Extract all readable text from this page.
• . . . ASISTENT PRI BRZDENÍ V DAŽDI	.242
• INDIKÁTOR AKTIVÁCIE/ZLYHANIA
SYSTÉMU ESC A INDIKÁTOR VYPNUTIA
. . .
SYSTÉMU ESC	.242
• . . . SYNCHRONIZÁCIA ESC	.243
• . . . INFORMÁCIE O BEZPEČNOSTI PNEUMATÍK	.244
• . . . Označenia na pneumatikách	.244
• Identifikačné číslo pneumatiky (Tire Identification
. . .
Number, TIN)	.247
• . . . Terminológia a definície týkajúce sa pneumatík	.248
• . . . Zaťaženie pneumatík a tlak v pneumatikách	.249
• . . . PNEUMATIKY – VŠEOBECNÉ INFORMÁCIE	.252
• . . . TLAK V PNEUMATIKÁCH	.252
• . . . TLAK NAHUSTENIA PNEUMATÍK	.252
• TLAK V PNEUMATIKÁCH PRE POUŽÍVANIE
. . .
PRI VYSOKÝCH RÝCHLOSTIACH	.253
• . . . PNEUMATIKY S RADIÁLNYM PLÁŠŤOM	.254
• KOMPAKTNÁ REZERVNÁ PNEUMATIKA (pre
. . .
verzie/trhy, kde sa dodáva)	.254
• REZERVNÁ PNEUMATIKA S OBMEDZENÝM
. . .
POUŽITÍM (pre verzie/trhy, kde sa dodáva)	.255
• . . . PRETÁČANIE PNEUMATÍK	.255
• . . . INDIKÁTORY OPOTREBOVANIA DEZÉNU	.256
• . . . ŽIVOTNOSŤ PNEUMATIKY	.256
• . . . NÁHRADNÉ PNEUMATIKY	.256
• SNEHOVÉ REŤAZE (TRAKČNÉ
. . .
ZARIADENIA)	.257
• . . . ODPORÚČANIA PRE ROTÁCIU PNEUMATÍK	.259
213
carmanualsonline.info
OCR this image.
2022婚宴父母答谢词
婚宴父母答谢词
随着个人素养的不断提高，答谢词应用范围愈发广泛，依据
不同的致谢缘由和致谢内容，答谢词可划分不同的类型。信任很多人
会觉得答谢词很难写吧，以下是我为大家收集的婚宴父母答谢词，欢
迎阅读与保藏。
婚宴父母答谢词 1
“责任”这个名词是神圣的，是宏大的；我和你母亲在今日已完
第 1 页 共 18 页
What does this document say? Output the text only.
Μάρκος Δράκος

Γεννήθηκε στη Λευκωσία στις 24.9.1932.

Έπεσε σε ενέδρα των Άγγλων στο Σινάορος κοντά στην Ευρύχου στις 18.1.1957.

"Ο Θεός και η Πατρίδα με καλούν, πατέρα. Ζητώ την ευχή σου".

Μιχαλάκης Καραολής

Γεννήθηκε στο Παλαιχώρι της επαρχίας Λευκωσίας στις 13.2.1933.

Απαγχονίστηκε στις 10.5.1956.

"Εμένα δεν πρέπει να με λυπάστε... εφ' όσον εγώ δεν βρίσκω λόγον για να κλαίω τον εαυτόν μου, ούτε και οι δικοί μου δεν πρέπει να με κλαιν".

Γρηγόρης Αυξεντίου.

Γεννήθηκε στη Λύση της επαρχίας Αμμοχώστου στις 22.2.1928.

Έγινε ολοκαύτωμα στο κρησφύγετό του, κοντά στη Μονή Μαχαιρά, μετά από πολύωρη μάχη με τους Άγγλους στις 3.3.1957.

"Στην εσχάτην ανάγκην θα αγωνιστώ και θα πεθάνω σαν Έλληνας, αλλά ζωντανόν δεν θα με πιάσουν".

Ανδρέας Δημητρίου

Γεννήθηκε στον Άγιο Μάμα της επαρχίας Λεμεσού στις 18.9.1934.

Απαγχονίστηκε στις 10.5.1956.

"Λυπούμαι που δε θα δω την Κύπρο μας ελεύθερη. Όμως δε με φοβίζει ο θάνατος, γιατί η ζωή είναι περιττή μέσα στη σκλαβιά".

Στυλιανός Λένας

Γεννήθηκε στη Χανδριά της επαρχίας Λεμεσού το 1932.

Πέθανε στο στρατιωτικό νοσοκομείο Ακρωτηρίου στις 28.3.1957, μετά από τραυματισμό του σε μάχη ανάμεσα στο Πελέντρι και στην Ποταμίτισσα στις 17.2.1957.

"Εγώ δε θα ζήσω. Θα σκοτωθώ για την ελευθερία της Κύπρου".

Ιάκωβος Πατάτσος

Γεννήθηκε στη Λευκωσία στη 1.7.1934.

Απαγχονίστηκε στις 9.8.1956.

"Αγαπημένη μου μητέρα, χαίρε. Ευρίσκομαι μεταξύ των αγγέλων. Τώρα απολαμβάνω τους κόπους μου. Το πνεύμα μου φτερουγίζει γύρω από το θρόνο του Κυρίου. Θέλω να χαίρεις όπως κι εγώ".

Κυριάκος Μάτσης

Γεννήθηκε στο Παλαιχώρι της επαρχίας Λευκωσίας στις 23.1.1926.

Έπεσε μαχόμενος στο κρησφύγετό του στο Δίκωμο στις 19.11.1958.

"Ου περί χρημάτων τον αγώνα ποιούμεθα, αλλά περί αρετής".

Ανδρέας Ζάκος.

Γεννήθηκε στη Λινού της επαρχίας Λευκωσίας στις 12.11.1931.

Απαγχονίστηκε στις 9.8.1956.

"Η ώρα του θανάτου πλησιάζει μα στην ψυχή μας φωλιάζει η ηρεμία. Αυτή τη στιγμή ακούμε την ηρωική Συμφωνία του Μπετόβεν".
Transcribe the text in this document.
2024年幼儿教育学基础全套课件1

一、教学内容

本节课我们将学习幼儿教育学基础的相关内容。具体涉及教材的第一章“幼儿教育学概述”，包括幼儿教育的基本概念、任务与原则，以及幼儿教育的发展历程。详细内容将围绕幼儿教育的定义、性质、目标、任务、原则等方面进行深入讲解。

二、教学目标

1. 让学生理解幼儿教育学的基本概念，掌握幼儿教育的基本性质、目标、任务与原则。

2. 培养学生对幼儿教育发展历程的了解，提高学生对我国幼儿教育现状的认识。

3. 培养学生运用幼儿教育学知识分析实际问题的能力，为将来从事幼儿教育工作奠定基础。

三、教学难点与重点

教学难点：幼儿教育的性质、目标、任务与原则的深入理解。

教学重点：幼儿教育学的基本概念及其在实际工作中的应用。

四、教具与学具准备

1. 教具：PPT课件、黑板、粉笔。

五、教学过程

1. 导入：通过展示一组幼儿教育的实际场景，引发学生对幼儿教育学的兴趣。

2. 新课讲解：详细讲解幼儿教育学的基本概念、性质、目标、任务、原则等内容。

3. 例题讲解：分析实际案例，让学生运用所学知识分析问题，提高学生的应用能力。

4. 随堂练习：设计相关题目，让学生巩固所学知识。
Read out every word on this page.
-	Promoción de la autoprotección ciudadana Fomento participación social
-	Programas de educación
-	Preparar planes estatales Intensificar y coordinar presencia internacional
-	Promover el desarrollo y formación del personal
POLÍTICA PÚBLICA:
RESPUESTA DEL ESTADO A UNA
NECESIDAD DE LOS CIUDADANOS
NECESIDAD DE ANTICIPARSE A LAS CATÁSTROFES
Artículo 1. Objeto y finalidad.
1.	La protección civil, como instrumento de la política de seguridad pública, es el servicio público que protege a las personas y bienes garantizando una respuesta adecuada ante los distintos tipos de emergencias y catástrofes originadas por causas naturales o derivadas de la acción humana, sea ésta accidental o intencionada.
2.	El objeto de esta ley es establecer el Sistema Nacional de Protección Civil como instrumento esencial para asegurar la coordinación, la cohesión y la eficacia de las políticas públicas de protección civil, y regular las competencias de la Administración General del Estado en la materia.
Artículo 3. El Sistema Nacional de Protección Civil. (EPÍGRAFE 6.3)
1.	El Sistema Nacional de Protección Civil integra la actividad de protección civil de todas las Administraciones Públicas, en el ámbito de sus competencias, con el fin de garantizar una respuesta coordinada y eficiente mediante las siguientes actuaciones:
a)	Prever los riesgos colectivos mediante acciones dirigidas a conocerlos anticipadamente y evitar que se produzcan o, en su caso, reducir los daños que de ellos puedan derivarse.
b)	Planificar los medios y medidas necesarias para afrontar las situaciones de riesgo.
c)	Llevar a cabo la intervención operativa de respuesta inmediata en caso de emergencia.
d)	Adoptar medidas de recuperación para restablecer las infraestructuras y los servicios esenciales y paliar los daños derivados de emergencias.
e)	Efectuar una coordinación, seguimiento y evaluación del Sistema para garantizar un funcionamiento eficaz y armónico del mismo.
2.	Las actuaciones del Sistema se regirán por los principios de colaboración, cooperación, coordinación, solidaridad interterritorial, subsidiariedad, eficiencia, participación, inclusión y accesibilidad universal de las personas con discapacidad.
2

#### The exercise:
Look over the listing. Pull out every line with the string "Λεμεσού" in it.

#### Answer for the task:
Γεννήθηκε στον Άγιο Μάμα της επαρχίας Λεμεσού στις 18.9.1934.
Γεννήθηκε στη Χανδριά της επαρχίας Λεμεσού το 1932.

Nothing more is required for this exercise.